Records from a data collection
★ ★ ★ ★ ★ ★ ★

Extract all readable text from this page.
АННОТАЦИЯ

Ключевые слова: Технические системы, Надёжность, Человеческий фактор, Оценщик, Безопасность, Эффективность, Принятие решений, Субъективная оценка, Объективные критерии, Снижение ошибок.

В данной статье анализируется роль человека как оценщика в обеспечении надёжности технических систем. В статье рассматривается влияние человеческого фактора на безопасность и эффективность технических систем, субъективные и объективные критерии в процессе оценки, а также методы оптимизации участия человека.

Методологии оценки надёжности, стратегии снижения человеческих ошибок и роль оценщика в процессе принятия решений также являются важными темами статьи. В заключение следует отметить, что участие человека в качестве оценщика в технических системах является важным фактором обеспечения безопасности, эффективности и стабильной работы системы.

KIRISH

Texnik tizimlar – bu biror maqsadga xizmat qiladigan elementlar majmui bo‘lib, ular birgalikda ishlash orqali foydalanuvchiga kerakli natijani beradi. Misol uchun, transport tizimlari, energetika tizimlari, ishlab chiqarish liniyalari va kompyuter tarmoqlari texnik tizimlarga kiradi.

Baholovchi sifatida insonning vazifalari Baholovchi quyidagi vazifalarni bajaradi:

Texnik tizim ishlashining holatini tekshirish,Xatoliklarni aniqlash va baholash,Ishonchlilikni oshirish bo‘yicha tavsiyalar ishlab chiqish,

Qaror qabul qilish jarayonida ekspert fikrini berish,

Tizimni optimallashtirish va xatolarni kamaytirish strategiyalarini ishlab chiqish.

★ ★ ★ ★ ★ ★ ★

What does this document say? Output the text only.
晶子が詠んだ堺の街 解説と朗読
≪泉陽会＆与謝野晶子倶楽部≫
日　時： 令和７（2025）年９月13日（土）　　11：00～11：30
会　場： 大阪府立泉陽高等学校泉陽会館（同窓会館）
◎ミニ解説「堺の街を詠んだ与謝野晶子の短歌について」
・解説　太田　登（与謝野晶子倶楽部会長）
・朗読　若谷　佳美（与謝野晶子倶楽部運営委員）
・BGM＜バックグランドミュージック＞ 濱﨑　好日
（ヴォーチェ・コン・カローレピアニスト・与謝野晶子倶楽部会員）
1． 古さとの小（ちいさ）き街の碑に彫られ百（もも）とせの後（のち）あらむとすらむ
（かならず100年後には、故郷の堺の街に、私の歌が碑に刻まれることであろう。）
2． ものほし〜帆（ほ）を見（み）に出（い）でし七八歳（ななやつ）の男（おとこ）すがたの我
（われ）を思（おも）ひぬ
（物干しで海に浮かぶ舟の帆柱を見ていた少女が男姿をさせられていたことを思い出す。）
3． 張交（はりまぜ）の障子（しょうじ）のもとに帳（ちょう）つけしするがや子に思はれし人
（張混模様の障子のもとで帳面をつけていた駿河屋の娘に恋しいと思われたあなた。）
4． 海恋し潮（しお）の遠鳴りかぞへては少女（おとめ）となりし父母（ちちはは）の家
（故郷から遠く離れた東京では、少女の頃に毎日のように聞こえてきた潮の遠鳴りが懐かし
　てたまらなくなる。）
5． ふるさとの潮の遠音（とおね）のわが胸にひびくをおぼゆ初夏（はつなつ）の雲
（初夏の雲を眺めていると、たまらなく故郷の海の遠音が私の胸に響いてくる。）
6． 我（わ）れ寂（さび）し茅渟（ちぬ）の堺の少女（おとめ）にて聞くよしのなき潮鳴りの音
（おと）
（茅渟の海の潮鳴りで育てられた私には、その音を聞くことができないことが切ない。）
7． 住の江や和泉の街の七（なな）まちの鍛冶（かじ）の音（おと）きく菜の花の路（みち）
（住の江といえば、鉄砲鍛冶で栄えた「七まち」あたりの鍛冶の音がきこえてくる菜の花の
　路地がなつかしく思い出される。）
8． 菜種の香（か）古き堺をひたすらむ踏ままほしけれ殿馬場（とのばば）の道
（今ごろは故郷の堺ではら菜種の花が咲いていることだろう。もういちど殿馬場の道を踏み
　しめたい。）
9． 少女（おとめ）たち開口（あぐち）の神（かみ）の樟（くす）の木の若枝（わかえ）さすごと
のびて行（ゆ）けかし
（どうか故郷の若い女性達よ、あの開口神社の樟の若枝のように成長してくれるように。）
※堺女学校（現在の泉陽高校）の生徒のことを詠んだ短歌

★ ★ ★ ★ ★ ★ ★

## Required task
Extract each line holding the word "роль" from the records.

## Solution
В данной статье анализируется роль человека как оценщика в обеспечении надёжности технических систем. В статье рассматривается влияние человеческого фактора на безопасность и эффективность технических систем, субъективные и объективные критерии в процессе оценки, а также методы оптимизации участия человека.
Методологии оценки надёжности, стратегии снижения человеческих ошибок и роль оценщика в процессе принятия решений также являются важными темами статьи. В заключение следует отметить, что участие человека в качестве оценщика в технических системах является важным фактором обеспечения безопасности, эффективности и стабильной работы системы.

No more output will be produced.